▶ Aim
Please output the records unchanged, starting at the line that contains "Itemize the components" and stopping after the line that contains "Text: <212> TYPE: PRT: <212>".

▶ Task data
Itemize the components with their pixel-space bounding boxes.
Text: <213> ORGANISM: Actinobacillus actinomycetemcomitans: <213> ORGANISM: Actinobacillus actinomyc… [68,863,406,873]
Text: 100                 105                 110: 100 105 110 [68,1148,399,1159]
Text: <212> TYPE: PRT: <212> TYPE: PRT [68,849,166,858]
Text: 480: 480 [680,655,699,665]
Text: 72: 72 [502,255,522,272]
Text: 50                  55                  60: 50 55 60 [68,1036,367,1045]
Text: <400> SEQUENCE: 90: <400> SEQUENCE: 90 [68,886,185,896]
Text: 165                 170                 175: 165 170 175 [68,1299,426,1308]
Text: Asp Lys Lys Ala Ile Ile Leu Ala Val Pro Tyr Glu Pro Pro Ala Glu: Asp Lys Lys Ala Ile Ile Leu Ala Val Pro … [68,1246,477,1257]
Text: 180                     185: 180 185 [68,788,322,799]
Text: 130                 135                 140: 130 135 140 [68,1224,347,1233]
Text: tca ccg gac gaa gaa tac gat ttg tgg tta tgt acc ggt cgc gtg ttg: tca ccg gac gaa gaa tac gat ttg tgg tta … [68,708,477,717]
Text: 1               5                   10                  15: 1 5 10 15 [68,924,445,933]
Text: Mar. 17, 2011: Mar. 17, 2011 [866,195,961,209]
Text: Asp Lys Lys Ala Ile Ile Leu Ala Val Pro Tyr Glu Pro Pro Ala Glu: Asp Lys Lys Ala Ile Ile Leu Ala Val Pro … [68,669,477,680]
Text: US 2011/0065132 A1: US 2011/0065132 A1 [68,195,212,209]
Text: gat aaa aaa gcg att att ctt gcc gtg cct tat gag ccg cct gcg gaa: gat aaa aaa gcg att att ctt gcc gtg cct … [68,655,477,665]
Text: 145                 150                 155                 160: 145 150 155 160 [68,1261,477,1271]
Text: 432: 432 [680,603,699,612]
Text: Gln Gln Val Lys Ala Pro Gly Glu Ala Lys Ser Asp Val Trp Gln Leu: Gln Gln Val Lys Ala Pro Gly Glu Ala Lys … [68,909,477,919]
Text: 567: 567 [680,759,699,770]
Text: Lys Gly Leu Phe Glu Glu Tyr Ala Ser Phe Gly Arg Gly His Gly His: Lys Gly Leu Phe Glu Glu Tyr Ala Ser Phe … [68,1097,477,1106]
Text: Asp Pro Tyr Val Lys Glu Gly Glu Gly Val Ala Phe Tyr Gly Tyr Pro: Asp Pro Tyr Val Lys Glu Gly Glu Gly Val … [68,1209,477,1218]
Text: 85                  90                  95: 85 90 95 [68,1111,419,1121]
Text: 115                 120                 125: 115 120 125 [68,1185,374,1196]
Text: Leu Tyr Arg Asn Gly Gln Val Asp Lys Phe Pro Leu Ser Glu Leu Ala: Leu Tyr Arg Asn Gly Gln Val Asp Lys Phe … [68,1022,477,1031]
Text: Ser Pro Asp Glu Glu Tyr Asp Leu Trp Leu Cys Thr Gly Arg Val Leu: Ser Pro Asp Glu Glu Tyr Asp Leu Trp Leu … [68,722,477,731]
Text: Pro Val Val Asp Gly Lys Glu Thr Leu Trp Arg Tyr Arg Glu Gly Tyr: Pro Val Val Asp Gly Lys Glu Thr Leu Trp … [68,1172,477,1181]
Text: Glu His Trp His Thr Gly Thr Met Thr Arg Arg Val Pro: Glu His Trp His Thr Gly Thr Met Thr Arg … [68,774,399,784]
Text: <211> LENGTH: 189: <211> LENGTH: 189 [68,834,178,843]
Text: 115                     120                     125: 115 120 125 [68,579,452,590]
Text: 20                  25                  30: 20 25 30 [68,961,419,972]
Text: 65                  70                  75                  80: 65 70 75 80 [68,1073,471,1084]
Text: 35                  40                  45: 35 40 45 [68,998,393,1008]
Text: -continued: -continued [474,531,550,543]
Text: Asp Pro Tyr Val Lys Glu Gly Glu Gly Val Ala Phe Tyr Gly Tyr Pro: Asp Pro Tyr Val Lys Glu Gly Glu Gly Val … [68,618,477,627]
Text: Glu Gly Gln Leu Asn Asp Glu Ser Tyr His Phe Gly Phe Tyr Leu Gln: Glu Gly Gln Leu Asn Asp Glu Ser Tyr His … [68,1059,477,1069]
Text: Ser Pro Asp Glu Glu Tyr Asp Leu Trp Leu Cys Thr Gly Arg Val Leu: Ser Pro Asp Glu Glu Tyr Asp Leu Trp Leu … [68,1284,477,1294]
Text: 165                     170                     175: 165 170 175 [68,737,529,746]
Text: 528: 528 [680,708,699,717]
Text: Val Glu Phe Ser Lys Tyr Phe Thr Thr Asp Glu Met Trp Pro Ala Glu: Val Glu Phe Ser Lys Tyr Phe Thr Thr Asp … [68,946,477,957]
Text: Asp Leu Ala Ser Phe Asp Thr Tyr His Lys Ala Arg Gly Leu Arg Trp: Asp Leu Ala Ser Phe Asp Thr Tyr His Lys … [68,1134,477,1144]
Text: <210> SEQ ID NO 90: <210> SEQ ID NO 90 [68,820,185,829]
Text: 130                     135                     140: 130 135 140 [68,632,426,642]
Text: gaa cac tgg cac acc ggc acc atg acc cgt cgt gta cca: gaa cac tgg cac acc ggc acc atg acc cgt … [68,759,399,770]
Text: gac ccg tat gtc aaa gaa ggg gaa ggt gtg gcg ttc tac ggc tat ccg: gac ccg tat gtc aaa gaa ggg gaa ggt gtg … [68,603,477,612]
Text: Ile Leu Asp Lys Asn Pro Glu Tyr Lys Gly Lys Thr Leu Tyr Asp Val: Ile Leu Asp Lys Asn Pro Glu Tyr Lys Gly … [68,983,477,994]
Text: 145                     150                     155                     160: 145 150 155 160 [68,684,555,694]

==

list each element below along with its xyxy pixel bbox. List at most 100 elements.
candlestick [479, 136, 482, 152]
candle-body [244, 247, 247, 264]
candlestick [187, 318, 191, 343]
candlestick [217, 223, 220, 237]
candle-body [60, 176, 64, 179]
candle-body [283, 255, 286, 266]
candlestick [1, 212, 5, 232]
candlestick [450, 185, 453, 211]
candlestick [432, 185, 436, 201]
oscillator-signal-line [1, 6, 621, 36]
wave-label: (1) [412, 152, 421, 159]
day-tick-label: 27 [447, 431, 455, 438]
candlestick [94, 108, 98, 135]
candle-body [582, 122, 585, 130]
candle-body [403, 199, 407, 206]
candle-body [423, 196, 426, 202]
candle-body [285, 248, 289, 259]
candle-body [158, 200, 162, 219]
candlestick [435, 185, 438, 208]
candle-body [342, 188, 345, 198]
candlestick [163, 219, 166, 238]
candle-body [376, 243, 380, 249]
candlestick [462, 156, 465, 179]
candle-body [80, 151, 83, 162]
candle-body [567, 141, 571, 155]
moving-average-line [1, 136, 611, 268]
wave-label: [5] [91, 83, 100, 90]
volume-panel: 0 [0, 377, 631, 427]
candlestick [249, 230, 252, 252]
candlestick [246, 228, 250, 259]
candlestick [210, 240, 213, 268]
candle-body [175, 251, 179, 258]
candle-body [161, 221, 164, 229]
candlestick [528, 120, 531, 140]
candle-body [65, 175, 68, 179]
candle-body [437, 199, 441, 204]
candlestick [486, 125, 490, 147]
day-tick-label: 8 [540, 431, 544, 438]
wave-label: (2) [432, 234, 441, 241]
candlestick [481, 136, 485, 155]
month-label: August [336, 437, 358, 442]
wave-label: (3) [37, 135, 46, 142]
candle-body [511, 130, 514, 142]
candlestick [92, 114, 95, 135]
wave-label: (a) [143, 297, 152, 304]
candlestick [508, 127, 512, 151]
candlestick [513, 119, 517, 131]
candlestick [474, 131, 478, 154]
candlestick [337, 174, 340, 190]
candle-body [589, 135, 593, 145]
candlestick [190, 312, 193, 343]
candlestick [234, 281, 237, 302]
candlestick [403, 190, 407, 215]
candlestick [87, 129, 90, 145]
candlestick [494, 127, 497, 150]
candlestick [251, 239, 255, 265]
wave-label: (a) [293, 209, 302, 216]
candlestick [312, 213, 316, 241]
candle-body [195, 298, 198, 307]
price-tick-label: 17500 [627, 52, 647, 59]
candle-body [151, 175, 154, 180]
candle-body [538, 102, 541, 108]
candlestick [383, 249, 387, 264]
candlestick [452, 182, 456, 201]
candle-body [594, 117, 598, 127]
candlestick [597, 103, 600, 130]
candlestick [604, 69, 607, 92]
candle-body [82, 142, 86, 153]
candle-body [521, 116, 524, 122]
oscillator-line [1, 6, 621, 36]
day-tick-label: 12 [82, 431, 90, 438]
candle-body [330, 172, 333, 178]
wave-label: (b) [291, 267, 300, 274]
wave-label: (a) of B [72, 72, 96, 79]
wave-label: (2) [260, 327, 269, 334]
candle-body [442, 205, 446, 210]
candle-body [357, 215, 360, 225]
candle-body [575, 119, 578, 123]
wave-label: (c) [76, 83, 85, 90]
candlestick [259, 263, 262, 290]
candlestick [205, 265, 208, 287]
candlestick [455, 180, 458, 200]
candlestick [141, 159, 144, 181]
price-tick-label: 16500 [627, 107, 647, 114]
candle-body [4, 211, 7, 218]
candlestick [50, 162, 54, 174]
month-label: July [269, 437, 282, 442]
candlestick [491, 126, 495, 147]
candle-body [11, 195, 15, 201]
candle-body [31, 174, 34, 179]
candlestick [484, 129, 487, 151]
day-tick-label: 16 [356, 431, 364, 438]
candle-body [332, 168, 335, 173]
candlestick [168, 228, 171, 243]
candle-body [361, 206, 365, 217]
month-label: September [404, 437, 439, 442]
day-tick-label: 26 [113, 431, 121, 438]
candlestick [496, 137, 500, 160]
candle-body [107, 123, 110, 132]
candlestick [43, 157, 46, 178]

---

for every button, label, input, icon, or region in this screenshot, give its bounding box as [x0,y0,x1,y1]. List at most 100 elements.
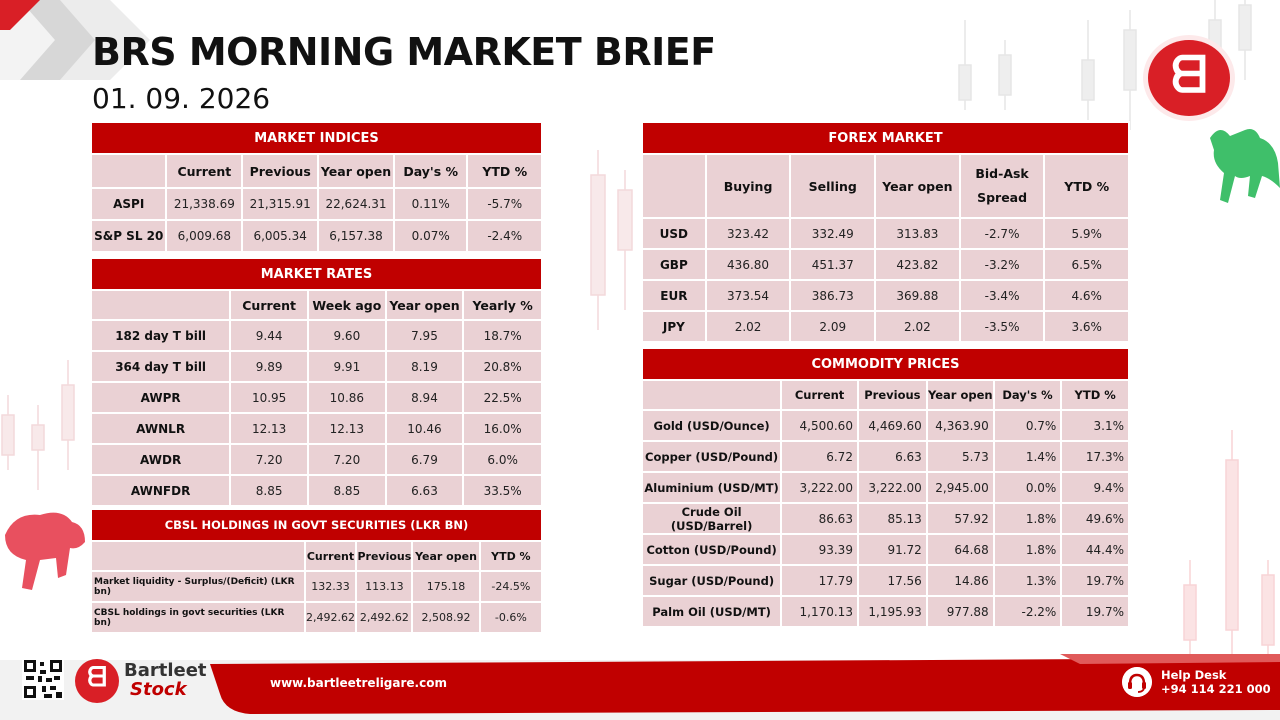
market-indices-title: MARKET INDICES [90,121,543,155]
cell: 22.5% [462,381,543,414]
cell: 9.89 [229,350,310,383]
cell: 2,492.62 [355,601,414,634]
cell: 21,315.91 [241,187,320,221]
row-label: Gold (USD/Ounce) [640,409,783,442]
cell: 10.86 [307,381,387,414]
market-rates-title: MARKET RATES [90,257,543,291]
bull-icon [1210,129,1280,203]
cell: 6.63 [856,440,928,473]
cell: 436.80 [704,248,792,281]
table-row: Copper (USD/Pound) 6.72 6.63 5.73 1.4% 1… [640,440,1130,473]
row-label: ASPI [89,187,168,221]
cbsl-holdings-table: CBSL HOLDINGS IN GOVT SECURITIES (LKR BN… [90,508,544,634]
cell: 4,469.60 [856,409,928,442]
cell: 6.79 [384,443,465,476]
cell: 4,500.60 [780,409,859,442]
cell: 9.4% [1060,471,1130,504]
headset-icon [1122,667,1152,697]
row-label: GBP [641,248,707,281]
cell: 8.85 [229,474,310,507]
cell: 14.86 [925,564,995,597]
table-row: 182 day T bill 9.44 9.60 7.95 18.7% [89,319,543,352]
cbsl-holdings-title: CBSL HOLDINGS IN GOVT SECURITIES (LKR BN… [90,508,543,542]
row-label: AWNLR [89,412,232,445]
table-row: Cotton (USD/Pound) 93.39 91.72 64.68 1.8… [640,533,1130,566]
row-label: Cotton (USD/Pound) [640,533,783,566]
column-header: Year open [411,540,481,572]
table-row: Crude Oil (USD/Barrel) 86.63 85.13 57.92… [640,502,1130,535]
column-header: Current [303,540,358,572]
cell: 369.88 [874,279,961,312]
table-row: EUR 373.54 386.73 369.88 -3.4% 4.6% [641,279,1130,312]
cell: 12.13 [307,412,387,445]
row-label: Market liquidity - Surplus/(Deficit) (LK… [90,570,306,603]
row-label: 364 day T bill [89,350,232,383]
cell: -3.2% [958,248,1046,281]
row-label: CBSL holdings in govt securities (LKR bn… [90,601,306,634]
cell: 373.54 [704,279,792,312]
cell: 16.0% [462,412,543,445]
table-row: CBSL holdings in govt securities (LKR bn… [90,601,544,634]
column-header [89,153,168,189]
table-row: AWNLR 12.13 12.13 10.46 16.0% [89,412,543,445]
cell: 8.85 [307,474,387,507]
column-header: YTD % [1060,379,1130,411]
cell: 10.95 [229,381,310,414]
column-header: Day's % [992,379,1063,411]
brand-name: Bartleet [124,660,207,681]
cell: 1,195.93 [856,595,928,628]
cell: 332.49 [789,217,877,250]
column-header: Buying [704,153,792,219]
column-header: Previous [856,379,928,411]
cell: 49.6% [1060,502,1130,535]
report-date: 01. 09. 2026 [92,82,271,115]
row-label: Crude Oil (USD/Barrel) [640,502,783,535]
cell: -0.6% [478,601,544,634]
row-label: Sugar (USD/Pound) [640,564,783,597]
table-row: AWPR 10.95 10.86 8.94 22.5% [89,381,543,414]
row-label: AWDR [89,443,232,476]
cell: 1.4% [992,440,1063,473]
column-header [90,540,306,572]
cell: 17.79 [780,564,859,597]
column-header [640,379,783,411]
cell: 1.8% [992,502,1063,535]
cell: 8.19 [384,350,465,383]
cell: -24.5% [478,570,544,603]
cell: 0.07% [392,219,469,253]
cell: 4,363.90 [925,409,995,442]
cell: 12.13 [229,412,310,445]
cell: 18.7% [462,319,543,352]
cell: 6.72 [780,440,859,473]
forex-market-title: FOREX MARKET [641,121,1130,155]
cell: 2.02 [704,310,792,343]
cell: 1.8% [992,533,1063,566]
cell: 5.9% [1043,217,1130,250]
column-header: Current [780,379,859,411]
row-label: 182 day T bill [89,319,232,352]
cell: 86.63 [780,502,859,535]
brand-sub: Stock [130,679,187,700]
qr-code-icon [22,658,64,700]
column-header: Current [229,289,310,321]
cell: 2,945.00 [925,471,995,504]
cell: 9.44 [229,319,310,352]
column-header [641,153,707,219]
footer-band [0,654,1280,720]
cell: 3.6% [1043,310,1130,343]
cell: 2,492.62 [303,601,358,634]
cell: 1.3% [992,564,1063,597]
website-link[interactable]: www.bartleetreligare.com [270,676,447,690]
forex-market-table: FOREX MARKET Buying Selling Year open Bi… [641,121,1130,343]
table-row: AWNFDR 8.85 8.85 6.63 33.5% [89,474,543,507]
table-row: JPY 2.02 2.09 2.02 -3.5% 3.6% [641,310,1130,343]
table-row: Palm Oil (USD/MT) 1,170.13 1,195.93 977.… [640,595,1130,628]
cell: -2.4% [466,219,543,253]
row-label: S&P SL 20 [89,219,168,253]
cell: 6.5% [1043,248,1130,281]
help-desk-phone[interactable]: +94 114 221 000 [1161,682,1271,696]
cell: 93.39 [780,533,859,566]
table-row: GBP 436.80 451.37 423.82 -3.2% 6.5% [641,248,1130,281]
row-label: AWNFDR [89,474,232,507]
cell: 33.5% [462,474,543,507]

▶ Response for this exercise
Itemize the components with their pixel-space bounding boxes.
Text: <213> ORGANISM: Actinobacillus actinomycetemcomitans: <213> ORGANISM: Actinobacillus actinomyc… [68,863,406,873]
Text: 100                 105                 110: 100 105 110 [68,1148,399,1159]
Text: <212> TYPE: PRT: <212> TYPE: PRT [68,849,166,858]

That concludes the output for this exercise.